- Task -
Transcribe each record below word for word.
-- begin --
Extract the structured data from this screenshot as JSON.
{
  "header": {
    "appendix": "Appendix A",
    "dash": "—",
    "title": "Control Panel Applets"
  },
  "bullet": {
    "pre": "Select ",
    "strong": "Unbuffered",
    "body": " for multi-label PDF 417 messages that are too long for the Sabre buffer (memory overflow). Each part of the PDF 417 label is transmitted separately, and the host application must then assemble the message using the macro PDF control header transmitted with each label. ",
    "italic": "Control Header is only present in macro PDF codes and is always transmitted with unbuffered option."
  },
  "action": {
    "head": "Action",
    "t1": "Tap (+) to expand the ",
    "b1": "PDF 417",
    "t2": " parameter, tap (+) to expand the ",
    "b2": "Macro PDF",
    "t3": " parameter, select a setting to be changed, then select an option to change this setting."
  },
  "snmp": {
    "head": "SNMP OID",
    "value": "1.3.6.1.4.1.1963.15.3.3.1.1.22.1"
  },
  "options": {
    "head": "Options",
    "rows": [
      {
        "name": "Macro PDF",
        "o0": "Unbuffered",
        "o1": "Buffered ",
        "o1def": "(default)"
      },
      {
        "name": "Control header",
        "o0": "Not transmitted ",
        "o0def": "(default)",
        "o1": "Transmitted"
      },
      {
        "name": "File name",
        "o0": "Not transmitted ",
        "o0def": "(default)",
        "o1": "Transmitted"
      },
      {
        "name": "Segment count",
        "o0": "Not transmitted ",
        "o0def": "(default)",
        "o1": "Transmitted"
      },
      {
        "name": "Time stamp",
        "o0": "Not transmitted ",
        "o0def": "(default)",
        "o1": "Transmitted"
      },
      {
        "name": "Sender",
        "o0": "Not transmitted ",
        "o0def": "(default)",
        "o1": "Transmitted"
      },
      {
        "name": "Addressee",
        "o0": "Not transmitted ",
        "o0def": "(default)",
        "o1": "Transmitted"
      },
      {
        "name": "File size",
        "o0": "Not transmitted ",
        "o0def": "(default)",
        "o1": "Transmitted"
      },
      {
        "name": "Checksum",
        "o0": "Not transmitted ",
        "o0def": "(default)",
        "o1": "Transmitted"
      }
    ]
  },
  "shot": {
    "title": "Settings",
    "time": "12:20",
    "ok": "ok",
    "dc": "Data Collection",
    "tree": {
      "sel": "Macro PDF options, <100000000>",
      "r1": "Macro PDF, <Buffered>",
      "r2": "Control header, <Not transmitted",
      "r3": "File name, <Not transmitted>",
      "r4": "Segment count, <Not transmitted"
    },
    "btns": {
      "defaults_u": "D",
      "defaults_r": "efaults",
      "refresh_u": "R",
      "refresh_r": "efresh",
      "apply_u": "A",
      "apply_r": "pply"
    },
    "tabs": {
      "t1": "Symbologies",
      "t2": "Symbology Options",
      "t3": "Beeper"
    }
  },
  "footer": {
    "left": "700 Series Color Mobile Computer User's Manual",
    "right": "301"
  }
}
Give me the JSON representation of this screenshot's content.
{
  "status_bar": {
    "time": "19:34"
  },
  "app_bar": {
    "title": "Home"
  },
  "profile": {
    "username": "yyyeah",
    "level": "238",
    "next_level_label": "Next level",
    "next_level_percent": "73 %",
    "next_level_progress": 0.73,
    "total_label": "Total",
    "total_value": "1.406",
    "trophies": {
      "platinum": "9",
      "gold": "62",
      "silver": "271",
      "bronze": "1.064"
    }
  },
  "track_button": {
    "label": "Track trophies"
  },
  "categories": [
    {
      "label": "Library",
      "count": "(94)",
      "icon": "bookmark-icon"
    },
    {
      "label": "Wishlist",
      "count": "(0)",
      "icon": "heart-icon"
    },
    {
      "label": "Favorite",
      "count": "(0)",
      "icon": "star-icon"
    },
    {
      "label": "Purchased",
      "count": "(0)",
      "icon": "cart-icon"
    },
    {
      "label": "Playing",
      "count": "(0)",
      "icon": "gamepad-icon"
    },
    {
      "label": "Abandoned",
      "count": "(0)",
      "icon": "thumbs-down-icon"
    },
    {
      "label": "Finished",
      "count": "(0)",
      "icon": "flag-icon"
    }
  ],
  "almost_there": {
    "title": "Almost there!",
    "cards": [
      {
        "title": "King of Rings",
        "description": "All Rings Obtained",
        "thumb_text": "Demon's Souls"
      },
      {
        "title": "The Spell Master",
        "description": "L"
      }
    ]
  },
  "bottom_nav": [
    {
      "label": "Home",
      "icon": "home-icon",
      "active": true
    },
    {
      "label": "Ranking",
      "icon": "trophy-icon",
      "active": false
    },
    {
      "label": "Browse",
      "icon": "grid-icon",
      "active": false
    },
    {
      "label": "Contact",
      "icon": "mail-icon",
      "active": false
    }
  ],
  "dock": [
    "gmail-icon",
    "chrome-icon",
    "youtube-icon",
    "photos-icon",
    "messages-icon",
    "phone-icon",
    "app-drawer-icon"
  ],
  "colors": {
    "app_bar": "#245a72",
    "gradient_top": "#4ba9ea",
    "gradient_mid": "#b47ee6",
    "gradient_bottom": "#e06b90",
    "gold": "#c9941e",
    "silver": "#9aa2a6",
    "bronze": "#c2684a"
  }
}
-- end --
- Task result -
Extract the structured data from this screenshot as JSON.
{
  "header": {
    "appendix": "Appendix A",
    "dash": "—",
    "title": "Control Panel Applets"
  },
  "bullet": {
    "pre": "Select ",
    "strong": "Unbuffered",
    "body": " for multi-label PDF 417 messages that are too long for the Sabre buffer (memory overflow). Each part of the PDF 417 label is transmitted separately, and the host application must then assemble the message using the macro PDF control header transmitted with each label. ",
    "italic": "Control Header is only present in macro PDF codes and is always transmitted with unbuffered option."
  },
  "action": {
    "head": "Action",
    "t1": "Tap (+) to expand the ",
    "b1": "PDF 417",
    "t2": " parameter, tap (+) to expand the ",
    "b2": "Macro PDF",
    "t3": " parameter, select a setting to be changed, then select an option to change this setting."
  },
  "snmp": {
    "head": "SNMP OID",
    "value": "1.3.6.1.4.1.1963.15.3.3.1.1.22.1"
  },
  "options": {
    "head": "Options",
    "rows": [
      {
        "name": "Macro PDF",
        "o0": "Unbuffered",
        "o1": "Buffered ",
        "o1def": "(default)"
      },
      {
        "name": "Control header",
        "o0": "Not transmitted ",
        "o0def": "(default)",
        "o1": "Transmitted"
      },
      {
        "name": "File name",
        "o0": "Not transmitted ",
        "o0def": "(default)",
        "o1": "Transmitted"
      },
      {
        "name": "Segment count",
        "o0": "Not transmitted ",
        "o0def": "(default)",
        "o1": "Transmitted"
      },
      {
        "name": "Time stamp",
        "o0": "Not transmitted ",
        "o0def": "(default)",
        "o1": "Transmitted"
      },
      {
        "name": "Sender",
        "o0": "Not transmitted ",
        "o0def": "(default)",
        "o1": "Transmitted"
      },
      {
        "name": "Addressee",
        "o0": "Not transmitted ",
        "o0def": "(default)",
        "o1": "Transmitted"
      },
      {
        "name": "File size",
        "o0": "Not transmitted ",
        "o0def": "(default)",
        "o1": "Transmitted"
      },
      {
        "name": "Checksum",
        "o0": "Not transmitted ",
        "o0def": "(default)",
        "o1": "Transmitted"
      }
    ]
  },
  "shot": {
    "title": "Settings",
    "time": "12:20",
    "ok": "ok",
    "dc": "Data Collection",
    "tree": {
      "sel": "Macro PDF options, <100000000>",
      "r1": "Macro PDF, <Buffered>",
      "r2": "Control header, <Not transmitted",
      "r3": "File name, <Not transmitted>",
      "r4": "Segment count, <Not transmitted"
    },
    "btns": {
      "defaults_u": "D",
      "defaults_r": "efaults",
      "refresh_u": "R",
      "refresh_r": "efresh",
      "apply_u": "A",
      "apply_r": "pply"
    },
    "tabs": {
      "t1": "Symbologies",
      "t2": "Symbology Options",
      "t3": "Beeper"
    }
  },
  "footer": {
    "left": "700 Series Color Mobile Computer User's Manual",
    "right": "301"
  }
}
Give me the JSON representation of this screenshot's content.
{
  "status_bar": {
    "time": "19:34"
  },
  "app_bar": {
    "title": "Home"
  },
  "profile": {
    "username": "yyyeah",
    "level": "238",
    "next_level_label": "Next level",
    "next_level_percent": "73 %",
    "next_level_progress": 0.73,
    "total_label": "Total",
    "total_value": "1.406",
    "trophies": {
      "platinum": "9",
      "gold": "62",
      "silver": "271",
      "bronze": "1.064"
    }
  },
  "track_button": {
    "label": "Track trophies"
  },
  "categories": [
    {
      "label": "Library",
      "count": "(94)",
      "icon": "bookmark-icon"
    },
    {
      "label": "Wishlist",
      "count": "(0)",
      "icon": "heart-icon"
    },
    {
      "label": "Favorite",
      "count": "(0)",
      "icon": "star-icon"
    },
    {
      "label": "Purchased",
      "count": "(0)",
      "icon": "cart-icon"
    },
    {
      "label": "Playing",
      "count": "(0)",
      "icon": "gamepad-icon"
    },
    {
      "label": "Abandoned",
      "count": "(0)",
      "icon": "thumbs-down-icon"
    },
    {
      "label": "Finished",
      "count": "(0)",
      "icon": "flag-icon"
    }
  ],
  "almost_there": {
    "title": "Almost there!",
    "cards": [
      {
        "title": "King of Rings",
        "description": "All Rings Obtained",
        "thumb_text": "Demon's Souls"
      },
      {
        "title": "The Spell Master",
        "description": "L"
      }
    ]
  },
  "bottom_nav": [
    {
      "label": "Home",
      "icon": "home-icon",
      "active": true
    },
    {
      "label": "Ranking",
      "icon": "trophy-icon",
      "active": false
    },
    {
      "label": "Browse",
      "icon": "grid-icon",
      "active": false
    },
    {
      "label": "Contact",
      "icon": "mail-icon",
      "active": false
    }
  ],
  "dock": [
    "gmail-icon",
    "chrome-icon",
    "youtube-icon",
    "photos-icon",
    "messages-icon",
    "phone-icon",
    "app-drawer-icon"
  ],
  "colors": {
    "app_bar": "#245a72",
    "gradient_top": "#4ba9ea",
    "gradient_mid": "#b47ee6",
    "gradient_bottom": "#e06b90",
    "gold": "#c9941e",
    "silver": "#9aa2a6",
    "bronze": "#c2684a"
  }
}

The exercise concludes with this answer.